[Saved entries]
• • •

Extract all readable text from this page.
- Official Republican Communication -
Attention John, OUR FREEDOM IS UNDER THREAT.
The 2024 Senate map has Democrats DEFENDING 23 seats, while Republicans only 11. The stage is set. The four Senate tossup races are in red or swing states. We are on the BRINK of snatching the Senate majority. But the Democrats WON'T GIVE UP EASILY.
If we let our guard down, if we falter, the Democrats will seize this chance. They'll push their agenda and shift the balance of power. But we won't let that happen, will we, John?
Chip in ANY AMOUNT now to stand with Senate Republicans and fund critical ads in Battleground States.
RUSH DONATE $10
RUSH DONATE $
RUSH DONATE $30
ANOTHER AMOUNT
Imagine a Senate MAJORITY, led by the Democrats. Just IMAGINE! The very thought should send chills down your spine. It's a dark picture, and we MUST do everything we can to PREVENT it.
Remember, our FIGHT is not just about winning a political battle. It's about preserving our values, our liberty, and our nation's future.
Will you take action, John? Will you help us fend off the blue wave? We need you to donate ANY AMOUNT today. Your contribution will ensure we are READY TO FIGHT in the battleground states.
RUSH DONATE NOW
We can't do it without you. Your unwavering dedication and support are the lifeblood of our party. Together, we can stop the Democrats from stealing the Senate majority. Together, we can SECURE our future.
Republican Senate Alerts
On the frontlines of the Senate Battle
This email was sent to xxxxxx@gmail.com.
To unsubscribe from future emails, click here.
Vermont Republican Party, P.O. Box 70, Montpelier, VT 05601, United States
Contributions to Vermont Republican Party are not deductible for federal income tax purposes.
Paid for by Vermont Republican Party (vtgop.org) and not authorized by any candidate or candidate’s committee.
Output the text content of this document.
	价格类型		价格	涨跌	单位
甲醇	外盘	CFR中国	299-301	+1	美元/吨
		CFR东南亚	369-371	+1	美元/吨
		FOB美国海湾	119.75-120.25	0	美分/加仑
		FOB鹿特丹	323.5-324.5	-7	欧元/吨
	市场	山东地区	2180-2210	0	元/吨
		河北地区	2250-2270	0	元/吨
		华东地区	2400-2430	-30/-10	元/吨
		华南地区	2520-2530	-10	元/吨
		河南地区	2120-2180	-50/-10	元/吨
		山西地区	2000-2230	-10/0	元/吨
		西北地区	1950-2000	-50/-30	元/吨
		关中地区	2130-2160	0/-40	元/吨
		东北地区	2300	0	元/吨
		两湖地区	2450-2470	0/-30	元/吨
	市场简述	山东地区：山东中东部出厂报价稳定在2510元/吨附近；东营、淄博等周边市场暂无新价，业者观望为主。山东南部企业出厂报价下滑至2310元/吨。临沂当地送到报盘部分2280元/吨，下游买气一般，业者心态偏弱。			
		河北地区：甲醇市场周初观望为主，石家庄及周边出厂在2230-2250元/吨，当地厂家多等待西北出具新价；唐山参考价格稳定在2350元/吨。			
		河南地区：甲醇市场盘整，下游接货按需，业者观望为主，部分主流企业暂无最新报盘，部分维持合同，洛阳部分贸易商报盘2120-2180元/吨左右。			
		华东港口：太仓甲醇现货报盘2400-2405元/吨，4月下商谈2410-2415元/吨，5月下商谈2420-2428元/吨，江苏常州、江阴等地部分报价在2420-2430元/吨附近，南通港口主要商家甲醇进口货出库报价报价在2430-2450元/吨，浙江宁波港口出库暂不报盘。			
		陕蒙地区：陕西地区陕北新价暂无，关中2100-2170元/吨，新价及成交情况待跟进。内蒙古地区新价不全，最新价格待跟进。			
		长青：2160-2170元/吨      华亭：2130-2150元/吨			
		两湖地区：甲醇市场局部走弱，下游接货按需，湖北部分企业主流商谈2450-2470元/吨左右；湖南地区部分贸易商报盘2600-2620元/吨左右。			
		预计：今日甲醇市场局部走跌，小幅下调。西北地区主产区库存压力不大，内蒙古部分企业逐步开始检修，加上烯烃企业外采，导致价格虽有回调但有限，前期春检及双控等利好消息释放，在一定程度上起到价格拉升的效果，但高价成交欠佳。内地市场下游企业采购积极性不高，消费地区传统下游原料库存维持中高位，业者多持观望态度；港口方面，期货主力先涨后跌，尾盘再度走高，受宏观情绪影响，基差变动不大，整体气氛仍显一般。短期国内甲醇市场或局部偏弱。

• • •

• **Given problem**: Copy every line above that includes the string "下游接货按需".

• **Exercise output**:
		河南地区：甲醇市场盘整，下游接货按需，业者观望为主，部分主流企业暂无最新报盘，部分维持合同，洛阳部分贸易商报盘2120-2180元/吨左右。			
		两湖地区：甲醇市场局部走弱，下游接货按需，湖北部分企业主流商谈2450-2470元/吨左右；湖南地区部分贸易商报盘2600-2620元/吨左右。			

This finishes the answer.